## Start

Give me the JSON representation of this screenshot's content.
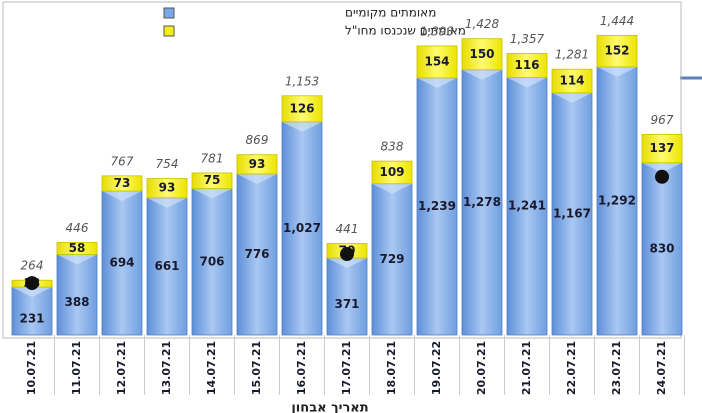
{
  "chart_data": {
    "type": "stacked-bar",
    "categories": [
      "10.07.21",
      "11.07.21",
      "12.07.21",
      "13.07.21",
      "14.07.21",
      "15.07.21",
      "16.07.21",
      "17.07.21",
      "18.07.21",
      "19.07.22",
      "20.07.21",
      "21.07.21",
      "22.07.21",
      "23.07.21",
      "24.07.21"
    ],
    "series": [
      {
        "name": "מאומתים מקומיים",
        "color": "#7aa7e6",
        "values": [
          231,
          388,
          694,
          661,
          706,
          776,
          1027,
          371,
          729,
          1239,
          1278,
          1241,
          1167,
          1292,
          830
        ],
        "value_labels": [
          "231",
          "388",
          "694",
          "661",
          "706",
          "776",
          "1,027",
          "371",
          "729",
          "1,239",
          "1,278",
          "1,241",
          "1,167",
          "1,292",
          "830"
        ]
      },
      {
        "name": "מאומתים שנכנסו מחו\"ל",
        "color": "#f4ef1a",
        "values": [
          33,
          58,
          73,
          93,
          75,
          93,
          126,
          70,
          109,
          154,
          150,
          116,
          114,
          152,
          137
        ]
      }
    ],
    "totals": [
      264,
      446,
      767,
      754,
      781,
      869,
      1153,
      441,
      838,
      1393,
      1428,
      1357,
      1281,
      1444,
      967
    ],
    "total_labels": [
      "264",
      "446",
      "767",
      "754",
      "781",
      "869",
      "1,153",
      "441",
      "838",
      "1,393",
      "1,428",
      "1,357",
      "1,281",
      "1,444",
      "967"
    ],
    "x_label": "תאריך אבחון",
    "ylim": [
      0,
      1600
    ]
  }
}
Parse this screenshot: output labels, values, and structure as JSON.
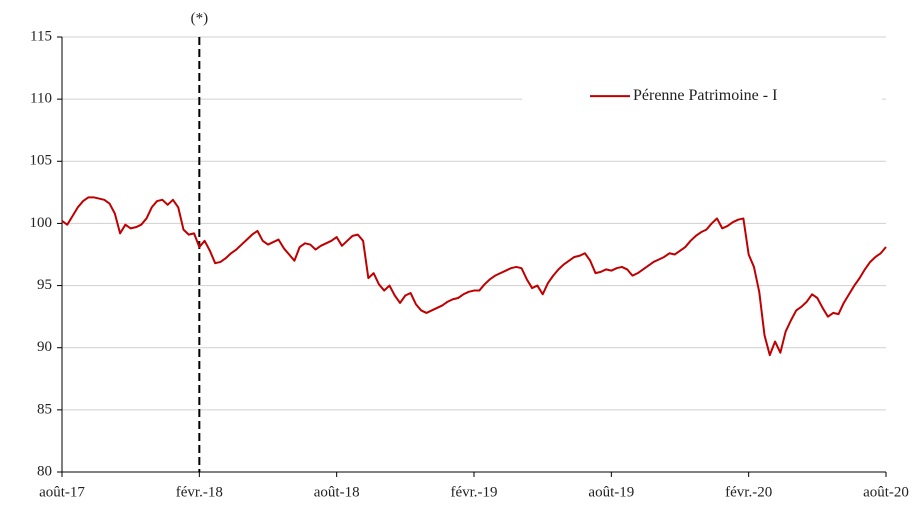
{
  "chart_data": {
    "type": "line",
    "categories": [
      "août-17",
      null,
      null,
      null,
      null,
      null,
      null,
      null,
      null,
      null,
      null,
      null,
      null,
      null,
      null,
      null,
      null,
      null,
      null,
      null,
      null,
      null,
      null,
      null,
      null,
      null,
      "févr.-18",
      null,
      null,
      null,
      null,
      null,
      null,
      null,
      null,
      null,
      null,
      null,
      null,
      null,
      null,
      null,
      null,
      null,
      null,
      null,
      null,
      null,
      null,
      null,
      null,
      null,
      "août-18",
      null,
      null,
      null,
      null,
      null,
      null,
      null,
      null,
      null,
      null,
      null,
      null,
      null,
      null,
      null,
      null,
      null,
      null,
      null,
      null,
      null,
      null,
      null,
      null,
      null,
      "févr.-19",
      null,
      null,
      null,
      null,
      null,
      null,
      null,
      null,
      null,
      null,
      null,
      null,
      null,
      null,
      null,
      null,
      null,
      null,
      null,
      null,
      null,
      null,
      null,
      null,
      null,
      "août-19",
      null,
      null,
      null,
      null,
      null,
      null,
      null,
      null,
      null,
      null,
      null,
      null,
      null,
      null,
      null,
      null,
      null,
      null,
      null,
      null,
      null,
      null,
      null,
      null,
      null,
      "févr.-20",
      null,
      null,
      null,
      null,
      null,
      null,
      null,
      null,
      null,
      null,
      null,
      null,
      null,
      null,
      null,
      null,
      null,
      null,
      null,
      null,
      null,
      null,
      null,
      null,
      null,
      "août-20"
    ],
    "series": [
      {
        "name": "Pérenne Patrimoine - I",
        "color": "#c00000",
        "values": [
          100.2,
          99.9,
          100.6,
          101.3,
          101.8,
          102.1,
          102.1,
          102.0,
          101.9,
          101.6,
          100.8,
          99.2,
          99.9,
          99.6,
          99.7,
          99.9,
          100.4,
          101.3,
          101.8,
          101.9,
          101.5,
          101.9,
          101.3,
          99.5,
          99.1,
          99.2,
          98.1,
          98.6,
          97.8,
          96.8,
          96.9,
          97.2,
          97.6,
          97.9,
          98.3,
          98.7,
          99.1,
          99.4,
          98.6,
          98.3,
          98.5,
          98.7,
          98.0,
          97.5,
          97.0,
          98.1,
          98.4,
          98.3,
          97.9,
          98.2,
          98.4,
          98.6,
          98.9,
          98.2,
          98.6,
          99.0,
          99.1,
          98.6,
          95.6,
          96.0,
          95.1,
          94.6,
          95.0,
          94.2,
          93.6,
          94.2,
          94.4,
          93.5,
          93.0,
          92.8,
          93.0,
          93.2,
          93.4,
          93.7,
          93.9,
          94.0,
          94.3,
          94.5,
          94.6,
          94.6,
          95.1,
          95.5,
          95.8,
          96.0,
          96.2,
          96.4,
          96.5,
          96.4,
          95.5,
          94.8,
          95.0,
          94.3,
          95.2,
          95.8,
          96.3,
          96.7,
          97.0,
          97.3,
          97.4,
          97.6,
          97.0,
          96.0,
          96.1,
          96.3,
          96.2,
          96.4,
          96.5,
          96.3,
          95.8,
          96.0,
          96.3,
          96.6,
          96.9,
          97.1,
          97.3,
          97.6,
          97.5,
          97.8,
          98.1,
          98.6,
          99.0,
          99.3,
          99.5,
          100.0,
          100.4,
          99.6,
          99.8,
          100.1,
          100.3,
          100.4,
          97.5,
          96.5,
          94.5,
          91.0,
          89.4,
          90.5,
          89.6,
          91.3,
          92.2,
          93.0,
          93.3,
          93.7,
          94.3,
          94.0,
          93.2,
          92.5,
          92.8,
          92.7,
          93.6,
          94.3,
          95.0,
          95.6,
          96.3,
          96.9,
          97.3,
          97.6,
          98.1
        ]
      }
    ],
    "ylim": [
      80,
      115
    ],
    "yticks": [
      80,
      85,
      90,
      95,
      100,
      105,
      110,
      115
    ],
    "grid": true,
    "legend": "upper right",
    "annotation": {
      "label": "(*)",
      "category": "févr.-18"
    }
  }
}
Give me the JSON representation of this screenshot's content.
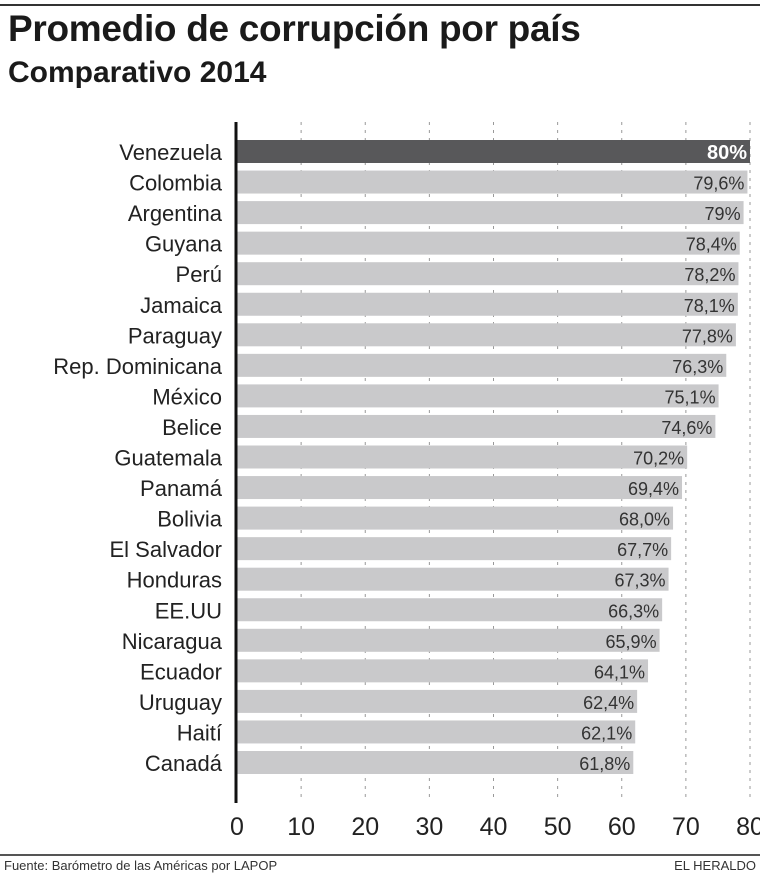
{
  "title": "Promedio de corrupción por país",
  "subtitle": "Comparativo 2014",
  "source": "Fuente: Barómetro de las Américas por LAPOP",
  "brand": "EL HERALDO",
  "colors": {
    "highlight": "#58585a",
    "bar": "#c9c9cb",
    "axis": "#111111",
    "grid": "#999999"
  },
  "chart_data": {
    "type": "bar",
    "orientation": "horizontal",
    "title": "Promedio de corrupción por país",
    "subtitle": "Comparativo 2014",
    "xlabel": "",
    "ylabel": "",
    "xlim": [
      0,
      80
    ],
    "ticks": [
      "0",
      "10",
      "20",
      "30",
      "40",
      "50",
      "60",
      "70",
      "80"
    ],
    "grid": true,
    "highlight": "Venezuela",
    "categories": [
      "Venezuela",
      "Colombia",
      "Argentina",
      "Guyana",
      "Perú",
      "Jamaica",
      "Paraguay",
      "Rep. Dominicana",
      "México",
      "Belice",
      "Guatemala",
      "Panamá",
      "Bolivia",
      "El Salvador",
      "Honduras",
      "EE.UU",
      "Nicaragua",
      "Ecuador",
      "Uruguay",
      "Haití",
      "Canadá"
    ],
    "values": [
      80,
      79.6,
      79,
      78.4,
      78.2,
      78.1,
      77.8,
      76.3,
      75.1,
      74.6,
      70.2,
      69.4,
      68.0,
      67.7,
      67.3,
      66.3,
      65.9,
      64.1,
      62.4,
      62.1,
      61.8
    ],
    "labels": [
      "80%",
      "79,6%",
      "79%",
      "78,4%",
      "78,2%",
      "78,1%",
      "77,8%",
      "76,3%",
      "75,1%",
      "74,6%",
      "70,2%",
      "69,4%",
      "68,0%",
      "67,7%",
      "67,3%",
      "66,3%",
      "65,9%",
      "64,1%",
      "62,4%",
      "62,1%",
      "61,8%"
    ]
  }
}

## End

Except for the pictures, copy every line of the records above exactly.

Give me the JSON representation of this screenshot's content.
{
  "chart_data": {
    "type": "stacked-bar",
    "categories": [
      "10.07.21",
      "11.07.21",
      "12.07.21",
      "13.07.21",
      "14.07.21",
      "15.07.21",
      "16.07.21",
      "17.07.21",
      "18.07.21",
      "19.07.22",
      "20.07.21",
      "21.07.21",
      "22.07.21",
      "23.07.21",
      "24.07.21"
    ],
    "series": [
      {
        "name": "מאומתים מקומיים",
        "color": "#7aa7e6",
        "values": [
          231,
          388,
          694,
          661,
          706,
          776,
          1027,
          371,
          729,
          1239,
          1278,
          1241,
          1167,
          1292,
          830
        ],
        "value_labels": [
          "231",
          "388",
          "694",
          "661",
          "706",
          "776",
          "1,027",
          "371",
          "729",
          "1,239",
          "1,278",
          "1,241",
          "1,167",
          "1,292",
          "830"
        ]
      },
      {
        "name": "מאומתים שנכנסו מחו\"ל",
        "color": "#f4ef1a",
        "values": [
          33,
          58,
          73,
          93,
          75,
          93,
          126,
          70,
          109,
          154,
          150,
          116,
          114,
          152,
          137
        ]
      }
    ],
    "totals": [
      264,
      446,
      767,
      754,
      781,
      869,
      1153,
      441,
      838,
      1393,
      1428,
      1357,
      1281,
      1444,
      967
    ],
    "total_labels": [
      "264",
      "446",
      "767",
      "754",
      "781",
      "869",
      "1,153",
      "441",
      "838",
      "1,393",
      "1,428",
      "1,357",
      "1,281",
      "1,444",
      "967"
    ],
    "x_label": "תאריך אבחון",
    "ylim": [
      0,
      1600
    ]
  }
}
Parse this screenshot: output labels, values, and structure as JSON.
{
  "chart_data": {
    "type": "line",
    "categories": [
      "août-17",
      null,
      null,
      null,
      null,
      null,
      null,
      null,
      null,
      null,
      null,
      null,
      null,
      null,
      null,
      null,
      null,
      null,
      null,
      null,
      null,
      null,
      null,
      null,
      null,
      null,
      "févr.-18",
      null,
      null,
      null,
      null,
      null,
      null,
      null,
      null,
      null,
      null,
      null,
      null,
      null,
      null,
      null,
      null,
      null,
      null,
      null,
      null,
      null,
      null,
      null,
      null,
      null,
      "août-18",
      null,
      null,
      null,
      null,
      null,
      null,
      null,
      null,
      null,
      null,
      null,
      null,
      null,
      null,
      null,
      null,
      null,
      null,
      null,
      null,
      null,
      null,
      null,
      null,
      null,
      "févr.-19",
      null,
      null,
      null,
      null,
      null,
      null,
      null,
      null,
      null,
      null,
      null,
      null,
      null,
      null,
      null,
      null,
      null,
      null,
      null,
      null,
      null,
      null,
      null,
      null,
      null,
      "août-19",
      null,
      null,
      null,
      null,
      null,
      null,
      null,
      null,
      null,
      null,
      null,
      null,
      null,
      null,
      null,
      null,
      null,
      null,
      null,
      null,
      null,
      null,
      null,
      null,
      null,
      "févr.-20",
      null,
      null,
      null,
      null,
      null,
      null,
      null,
      null,
      null,
      null,
      null,
      null,
      null,
      null,
      null,
      null,
      null,
      null,
      null,
      null,
      null,
      null,
      null,
      null,
      null,
      "août-20"
    ],
    "series": [
      {
        "name": "Pérenne Patrimoine - I",
        "color": "#c00000",
        "values": [
          100.2,
          99.9,
          100.6,
          101.3,
          101.8,
          102.1,
          102.1,
          102.0,
          101.9,
          101.6,
          100.8,
          99.2,
          99.9,
          99.6,
          99.7,
          99.9,
          100.4,
          101.3,
          101.8,
          101.9,
          101.5,
          101.9,
          101.3,
          99.5,
          99.1,
          99.2,
          98.1,
          98.6,
          97.8,
          96.8,
          96.9,
          97.2,
          97.6,
          97.9,
          98.3,
          98.7,
          99.1,
          99.4,
          98.6,
          98.3,
          98.5,
          98.7,
          98.0,
          97.5,
          97.0,
          98.1,
          98.4,
          98.3,
          97.9,
          98.2,
          98.4,
          98.6,
          98.9,
          98.2,
          98.6,
          99.0,
          99.1,
          98.6,
          95.6,
          96.0,
          95.1,
          94.6,
          95.0,
          94.2,
          93.6,
          94.2,
          94.4,
          93.5,
          93.0,
          92.8,
          93.0,
          93.2,
          93.4,
          93.7,
          93.9,
          94.0,
          94.3,
          94.5,
          94.6,
          94.6,
          95.1,
          95.5,
          95.8,
          96.0,
          96.2,
          96.4,
          96.5,
          96.4,
          95.5,
          94.8,
          95.0,
          94.3,
          95.2,
          95.8,
          96.3,
          96.7,
          97.0,
          97.3,
          97.4,
          97.6,
          97.0,
          96.0,
          96.1,
          96.3,
          96.2,
          96.4,
          96.5,
          96.3,
          95.8,
          96.0,
          96.3,
          96.6,
          96.9,
          97.1,
          97.3,
          97.6,
          97.5,
          97.8,
          98.1,
          98.6,
          99.0,
          99.3,
          99.5,
          100.0,
          100.4,
          99.6,
          99.8,
          100.1,
          100.3,
          100.4,
          97.5,
          96.5,
          94.5,
          91.0,
          89.4,
          90.5,
          89.6,
          91.3,
          92.2,
          93.0,
          93.3,
          93.7,
          94.3,
          94.0,
          93.2,
          92.5,
          92.8,
          92.7,
          93.6,
          94.3,
          95.0,
          95.6,
          96.3,
          96.9,
          97.3,
          97.6,
          98.1
        ]
      }
    ],
    "ylim": [
      80,
      115
    ],
    "yticks": [
      80,
      85,
      90,
      95,
      100,
      105,
      110,
      115
    ],
    "grid": true,
    "legend": "upper right",
    "annotation": {
      "label": "(*)",
      "category": "févr.-18"
    }
  }
}
Give me the JSON representation of this screenshot's content.
{
  "title": "Promedio de corrupción por país",
  "subtitle": "Comparativo 2014",
  "source": "Fuente: Barómetro de las Américas por LAPOP",
  "brand": "EL HERALDO",
  "colors": {
    "highlight": "#58585a",
    "bar": "#c9c9cb",
    "axis": "#111111",
    "grid": "#999999"
  },
  "chart_data": {
    "type": "bar",
    "orientation": "horizontal",
    "title": "Promedio de corrupción por país",
    "subtitle": "Comparativo 2014",
    "xlabel": "",
    "ylabel": "",
    "xlim": [
      0,
      80
    ],
    "ticks": [
      "0",
      "10",
      "20",
      "30",
      "40",
      "50",
      "60",
      "70",
      "80"
    ],
    "grid": true,
    "highlight": "Venezuela",
    "categories": [
      "Venezuela",
      "Colombia",
      "Argentina",
      "Guyana",
      "Perú",
      "Jamaica",
      "Paraguay",
      "Rep. Dominicana",
      "México",
      "Belice",
      "Guatemala",
      "Panamá",
      "Bolivia",
      "El Salvador",
      "Honduras",
      "EE.UU",
      "Nicaragua",
      "Ecuador",
      "Uruguay",
      "Haití",
      "Canadá"
    ],
    "values": [
      80,
      79.6,
      79,
      78.4,
      78.2,
      78.1,
      77.8,
      76.3,
      75.1,
      74.6,
      70.2,
      69.4,
      68.0,
      67.7,
      67.3,
      66.3,
      65.9,
      64.1,
      62.4,
      62.1,
      61.8
    ],
    "labels": [
      "80%",
      "79,6%",
      "79%",
      "78,4%",
      "78,2%",
      "78,1%",
      "77,8%",
      "76,3%",
      "75,1%",
      "74,6%",
      "70,2%",
      "69,4%",
      "68,0%",
      "67,7%",
      "67,3%",
      "66,3%",
      "65,9%",
      "64,1%",
      "62,4%",
      "62,1%",
      "61,8%"
    ]
  }
}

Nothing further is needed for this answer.